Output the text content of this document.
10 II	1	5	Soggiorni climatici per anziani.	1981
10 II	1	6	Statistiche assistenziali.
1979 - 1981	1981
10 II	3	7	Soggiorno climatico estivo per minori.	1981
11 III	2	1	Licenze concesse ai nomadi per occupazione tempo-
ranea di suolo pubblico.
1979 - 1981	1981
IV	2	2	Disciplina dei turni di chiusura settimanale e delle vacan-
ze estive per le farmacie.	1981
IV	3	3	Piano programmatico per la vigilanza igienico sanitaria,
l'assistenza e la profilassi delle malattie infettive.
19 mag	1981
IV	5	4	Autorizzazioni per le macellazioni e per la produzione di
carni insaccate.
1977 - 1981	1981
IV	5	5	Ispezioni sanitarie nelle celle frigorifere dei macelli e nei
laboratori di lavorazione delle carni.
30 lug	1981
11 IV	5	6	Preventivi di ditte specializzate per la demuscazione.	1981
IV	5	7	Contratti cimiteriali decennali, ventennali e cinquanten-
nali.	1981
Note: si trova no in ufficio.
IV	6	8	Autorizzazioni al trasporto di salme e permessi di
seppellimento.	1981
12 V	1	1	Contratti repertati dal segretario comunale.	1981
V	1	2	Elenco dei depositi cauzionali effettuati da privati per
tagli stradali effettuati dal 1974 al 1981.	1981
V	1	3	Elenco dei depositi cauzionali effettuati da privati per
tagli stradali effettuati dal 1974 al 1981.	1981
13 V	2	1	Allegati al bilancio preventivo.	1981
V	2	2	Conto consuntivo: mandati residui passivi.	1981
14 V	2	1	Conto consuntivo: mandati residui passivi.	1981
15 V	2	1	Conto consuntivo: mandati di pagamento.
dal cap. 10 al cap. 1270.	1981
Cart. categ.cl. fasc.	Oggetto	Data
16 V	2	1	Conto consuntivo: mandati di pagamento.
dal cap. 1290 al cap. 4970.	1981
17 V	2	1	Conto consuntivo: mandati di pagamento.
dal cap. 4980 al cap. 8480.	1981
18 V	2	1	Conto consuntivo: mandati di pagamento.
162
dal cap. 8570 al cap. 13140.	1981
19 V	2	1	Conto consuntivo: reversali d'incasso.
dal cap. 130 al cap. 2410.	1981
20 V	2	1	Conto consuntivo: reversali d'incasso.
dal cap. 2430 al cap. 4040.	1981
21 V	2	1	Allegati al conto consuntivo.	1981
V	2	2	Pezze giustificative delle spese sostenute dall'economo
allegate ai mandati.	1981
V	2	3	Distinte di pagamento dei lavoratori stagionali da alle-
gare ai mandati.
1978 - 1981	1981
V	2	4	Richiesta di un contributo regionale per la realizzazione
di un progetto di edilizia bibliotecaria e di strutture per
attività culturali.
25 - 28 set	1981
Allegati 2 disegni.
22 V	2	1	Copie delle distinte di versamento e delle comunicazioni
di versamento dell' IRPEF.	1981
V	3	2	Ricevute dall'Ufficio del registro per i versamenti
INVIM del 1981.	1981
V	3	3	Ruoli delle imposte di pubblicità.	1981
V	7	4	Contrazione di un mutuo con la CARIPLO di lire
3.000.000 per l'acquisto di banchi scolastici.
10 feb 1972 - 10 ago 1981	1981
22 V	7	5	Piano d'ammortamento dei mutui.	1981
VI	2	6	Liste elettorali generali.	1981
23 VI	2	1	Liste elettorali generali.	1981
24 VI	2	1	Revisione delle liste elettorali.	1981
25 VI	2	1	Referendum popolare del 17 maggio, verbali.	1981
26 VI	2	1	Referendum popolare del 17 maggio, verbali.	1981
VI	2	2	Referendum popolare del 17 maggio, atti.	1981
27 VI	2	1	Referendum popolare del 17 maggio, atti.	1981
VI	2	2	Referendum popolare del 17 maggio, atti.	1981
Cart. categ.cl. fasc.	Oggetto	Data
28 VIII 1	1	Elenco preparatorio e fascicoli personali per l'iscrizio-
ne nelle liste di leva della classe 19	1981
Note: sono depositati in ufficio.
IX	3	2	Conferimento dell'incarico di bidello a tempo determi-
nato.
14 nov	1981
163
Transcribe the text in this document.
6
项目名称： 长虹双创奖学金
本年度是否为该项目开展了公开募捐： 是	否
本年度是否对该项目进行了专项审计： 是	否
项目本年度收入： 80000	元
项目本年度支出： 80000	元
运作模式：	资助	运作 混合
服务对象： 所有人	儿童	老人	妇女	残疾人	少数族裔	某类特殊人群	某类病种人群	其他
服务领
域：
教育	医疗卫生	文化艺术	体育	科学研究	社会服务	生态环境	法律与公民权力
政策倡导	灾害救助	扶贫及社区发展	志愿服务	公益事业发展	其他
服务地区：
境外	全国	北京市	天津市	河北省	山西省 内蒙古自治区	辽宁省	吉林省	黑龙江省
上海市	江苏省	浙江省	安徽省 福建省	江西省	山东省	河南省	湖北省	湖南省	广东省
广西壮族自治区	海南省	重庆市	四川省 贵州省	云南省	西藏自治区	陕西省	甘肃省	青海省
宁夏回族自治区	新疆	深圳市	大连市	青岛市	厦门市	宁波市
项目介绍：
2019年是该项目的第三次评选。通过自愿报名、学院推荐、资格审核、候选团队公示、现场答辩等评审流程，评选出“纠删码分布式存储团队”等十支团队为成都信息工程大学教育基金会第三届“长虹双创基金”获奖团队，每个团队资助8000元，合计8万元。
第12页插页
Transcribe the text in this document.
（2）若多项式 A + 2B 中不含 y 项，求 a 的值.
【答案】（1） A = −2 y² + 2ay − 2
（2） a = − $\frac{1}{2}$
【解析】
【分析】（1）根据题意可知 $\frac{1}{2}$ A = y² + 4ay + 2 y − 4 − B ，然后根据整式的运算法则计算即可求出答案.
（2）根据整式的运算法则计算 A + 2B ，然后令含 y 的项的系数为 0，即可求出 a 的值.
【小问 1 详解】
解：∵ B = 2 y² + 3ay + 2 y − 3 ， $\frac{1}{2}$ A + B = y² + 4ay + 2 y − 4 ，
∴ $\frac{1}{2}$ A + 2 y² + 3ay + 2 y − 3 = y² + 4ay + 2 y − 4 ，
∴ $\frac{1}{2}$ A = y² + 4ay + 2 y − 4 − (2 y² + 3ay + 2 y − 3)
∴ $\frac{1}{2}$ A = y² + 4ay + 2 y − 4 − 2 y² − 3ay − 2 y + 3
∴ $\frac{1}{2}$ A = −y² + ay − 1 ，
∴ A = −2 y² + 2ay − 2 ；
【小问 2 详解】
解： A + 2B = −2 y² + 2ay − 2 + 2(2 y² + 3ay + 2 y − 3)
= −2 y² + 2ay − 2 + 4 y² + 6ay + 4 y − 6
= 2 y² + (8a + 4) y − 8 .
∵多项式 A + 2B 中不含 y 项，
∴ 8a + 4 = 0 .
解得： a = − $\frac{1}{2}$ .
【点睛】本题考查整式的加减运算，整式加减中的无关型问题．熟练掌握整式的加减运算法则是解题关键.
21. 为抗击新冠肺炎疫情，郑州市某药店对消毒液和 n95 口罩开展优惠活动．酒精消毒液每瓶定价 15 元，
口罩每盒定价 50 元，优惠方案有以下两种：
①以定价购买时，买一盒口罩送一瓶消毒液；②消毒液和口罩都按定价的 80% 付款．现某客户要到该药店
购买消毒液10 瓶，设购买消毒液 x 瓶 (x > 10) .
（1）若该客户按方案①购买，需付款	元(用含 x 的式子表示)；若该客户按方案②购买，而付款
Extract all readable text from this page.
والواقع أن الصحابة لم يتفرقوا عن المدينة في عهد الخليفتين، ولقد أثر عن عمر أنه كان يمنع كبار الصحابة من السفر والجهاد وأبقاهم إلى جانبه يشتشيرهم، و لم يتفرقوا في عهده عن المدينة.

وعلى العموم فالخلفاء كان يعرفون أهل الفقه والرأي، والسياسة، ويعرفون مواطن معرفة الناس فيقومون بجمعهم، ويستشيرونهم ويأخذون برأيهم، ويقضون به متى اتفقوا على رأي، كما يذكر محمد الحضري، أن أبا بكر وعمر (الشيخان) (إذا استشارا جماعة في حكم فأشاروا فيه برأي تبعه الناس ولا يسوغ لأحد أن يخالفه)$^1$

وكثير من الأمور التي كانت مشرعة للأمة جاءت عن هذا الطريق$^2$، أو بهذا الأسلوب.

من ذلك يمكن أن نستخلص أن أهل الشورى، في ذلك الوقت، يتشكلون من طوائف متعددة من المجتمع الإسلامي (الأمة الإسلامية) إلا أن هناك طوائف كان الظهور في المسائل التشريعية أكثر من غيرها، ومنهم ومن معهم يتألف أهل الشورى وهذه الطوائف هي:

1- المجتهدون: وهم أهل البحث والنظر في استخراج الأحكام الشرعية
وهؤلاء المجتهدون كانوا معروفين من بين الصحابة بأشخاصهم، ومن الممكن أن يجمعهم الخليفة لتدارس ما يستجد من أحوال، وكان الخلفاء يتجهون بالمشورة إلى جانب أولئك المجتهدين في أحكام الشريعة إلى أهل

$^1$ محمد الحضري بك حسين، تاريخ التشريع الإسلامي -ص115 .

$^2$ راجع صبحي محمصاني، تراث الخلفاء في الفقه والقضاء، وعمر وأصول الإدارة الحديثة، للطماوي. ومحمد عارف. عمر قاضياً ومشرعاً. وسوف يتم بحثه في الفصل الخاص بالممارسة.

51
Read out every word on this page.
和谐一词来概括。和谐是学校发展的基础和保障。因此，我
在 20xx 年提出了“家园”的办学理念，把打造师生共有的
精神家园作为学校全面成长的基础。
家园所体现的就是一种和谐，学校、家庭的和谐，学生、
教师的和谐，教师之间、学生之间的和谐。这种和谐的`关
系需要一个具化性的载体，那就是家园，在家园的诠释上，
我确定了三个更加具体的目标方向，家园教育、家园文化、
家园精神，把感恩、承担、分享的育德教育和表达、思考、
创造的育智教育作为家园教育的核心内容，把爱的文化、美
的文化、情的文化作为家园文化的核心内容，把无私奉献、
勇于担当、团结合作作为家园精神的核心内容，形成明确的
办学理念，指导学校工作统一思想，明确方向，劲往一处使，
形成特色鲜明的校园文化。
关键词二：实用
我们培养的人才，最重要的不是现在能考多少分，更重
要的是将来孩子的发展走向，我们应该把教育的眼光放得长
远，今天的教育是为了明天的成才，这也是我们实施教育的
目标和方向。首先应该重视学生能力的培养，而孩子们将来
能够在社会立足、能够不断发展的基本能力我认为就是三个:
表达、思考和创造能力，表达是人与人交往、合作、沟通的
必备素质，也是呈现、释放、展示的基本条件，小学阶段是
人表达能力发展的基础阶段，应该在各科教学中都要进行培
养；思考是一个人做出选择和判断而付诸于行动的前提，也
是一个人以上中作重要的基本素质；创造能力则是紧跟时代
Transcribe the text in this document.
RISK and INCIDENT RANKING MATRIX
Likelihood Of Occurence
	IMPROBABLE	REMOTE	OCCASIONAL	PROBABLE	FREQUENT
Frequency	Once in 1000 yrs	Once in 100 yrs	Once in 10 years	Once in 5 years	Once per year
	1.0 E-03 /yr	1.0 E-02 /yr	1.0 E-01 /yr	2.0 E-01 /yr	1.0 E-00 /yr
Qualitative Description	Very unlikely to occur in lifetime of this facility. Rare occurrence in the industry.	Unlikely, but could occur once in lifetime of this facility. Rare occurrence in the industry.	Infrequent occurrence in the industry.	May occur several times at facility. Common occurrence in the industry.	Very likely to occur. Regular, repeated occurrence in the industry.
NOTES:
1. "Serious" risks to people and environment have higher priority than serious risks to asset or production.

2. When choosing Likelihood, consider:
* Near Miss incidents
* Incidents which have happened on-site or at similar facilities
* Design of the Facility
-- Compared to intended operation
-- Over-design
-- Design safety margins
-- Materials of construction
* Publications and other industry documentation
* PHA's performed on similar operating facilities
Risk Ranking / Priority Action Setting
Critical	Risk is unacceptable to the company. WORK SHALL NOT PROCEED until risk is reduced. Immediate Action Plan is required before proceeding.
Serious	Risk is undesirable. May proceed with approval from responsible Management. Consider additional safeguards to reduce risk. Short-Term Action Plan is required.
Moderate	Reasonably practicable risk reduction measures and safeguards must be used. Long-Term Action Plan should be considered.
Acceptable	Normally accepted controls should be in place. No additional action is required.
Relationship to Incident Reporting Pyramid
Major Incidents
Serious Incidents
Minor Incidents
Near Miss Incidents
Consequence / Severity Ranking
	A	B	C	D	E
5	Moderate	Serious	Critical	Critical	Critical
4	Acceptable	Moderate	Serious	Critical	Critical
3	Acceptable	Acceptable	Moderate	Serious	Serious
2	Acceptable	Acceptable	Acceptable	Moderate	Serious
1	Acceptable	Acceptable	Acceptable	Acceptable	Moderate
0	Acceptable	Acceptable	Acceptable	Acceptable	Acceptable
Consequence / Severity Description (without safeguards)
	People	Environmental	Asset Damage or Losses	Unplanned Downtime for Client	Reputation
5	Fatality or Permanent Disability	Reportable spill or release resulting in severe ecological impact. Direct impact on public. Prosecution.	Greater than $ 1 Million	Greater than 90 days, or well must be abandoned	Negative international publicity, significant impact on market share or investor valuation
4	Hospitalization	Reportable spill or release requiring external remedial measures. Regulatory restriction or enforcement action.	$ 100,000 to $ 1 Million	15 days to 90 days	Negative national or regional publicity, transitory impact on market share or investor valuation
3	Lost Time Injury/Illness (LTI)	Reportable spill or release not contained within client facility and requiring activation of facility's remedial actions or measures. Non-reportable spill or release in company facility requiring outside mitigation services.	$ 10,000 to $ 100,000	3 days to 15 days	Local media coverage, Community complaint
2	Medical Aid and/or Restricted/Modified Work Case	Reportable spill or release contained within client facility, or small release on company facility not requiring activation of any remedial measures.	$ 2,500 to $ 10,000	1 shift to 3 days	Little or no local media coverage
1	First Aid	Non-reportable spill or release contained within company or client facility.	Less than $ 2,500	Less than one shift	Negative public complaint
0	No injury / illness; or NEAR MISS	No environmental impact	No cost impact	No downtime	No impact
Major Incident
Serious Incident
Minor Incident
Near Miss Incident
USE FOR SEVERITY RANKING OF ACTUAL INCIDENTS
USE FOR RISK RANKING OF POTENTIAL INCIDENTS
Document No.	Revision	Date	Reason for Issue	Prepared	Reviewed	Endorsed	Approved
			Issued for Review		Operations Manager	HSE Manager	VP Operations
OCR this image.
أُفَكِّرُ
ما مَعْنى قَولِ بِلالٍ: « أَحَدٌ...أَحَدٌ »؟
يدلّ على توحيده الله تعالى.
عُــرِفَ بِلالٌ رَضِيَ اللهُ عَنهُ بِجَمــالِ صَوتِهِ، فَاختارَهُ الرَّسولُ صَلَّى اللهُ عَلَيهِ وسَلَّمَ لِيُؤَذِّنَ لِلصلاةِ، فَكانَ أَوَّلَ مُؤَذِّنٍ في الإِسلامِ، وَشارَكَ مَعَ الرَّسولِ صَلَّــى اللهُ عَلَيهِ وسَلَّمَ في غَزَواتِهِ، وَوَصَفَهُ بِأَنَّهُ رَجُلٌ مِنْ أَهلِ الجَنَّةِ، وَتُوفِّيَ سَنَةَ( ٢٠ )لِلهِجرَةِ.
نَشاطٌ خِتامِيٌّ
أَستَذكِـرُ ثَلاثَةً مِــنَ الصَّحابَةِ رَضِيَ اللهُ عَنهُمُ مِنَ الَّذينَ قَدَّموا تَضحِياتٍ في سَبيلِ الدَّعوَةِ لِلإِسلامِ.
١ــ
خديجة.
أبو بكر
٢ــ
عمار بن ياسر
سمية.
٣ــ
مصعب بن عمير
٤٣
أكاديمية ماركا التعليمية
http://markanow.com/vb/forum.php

• • • • •

• [To be done] List each line of the records that holds the string "delle".

• [Answer to the task]
IV	2	2	Disciplina dei turni di chiusura settimanale e delle vacan-
l'assistenza e la profilassi delle malattie infettive.
laboratori di lavorazione delle carni.
V	2	2	Pezze giustificative delle spese sostenute dall'economo
22 V	2	1	Copie delle distinte di versamento e delle comunicazioni
V	3	3	Ruoli delle imposte di pubblicità.	1981
24 VI	2	1	Revisione delle liste elettorali.	1981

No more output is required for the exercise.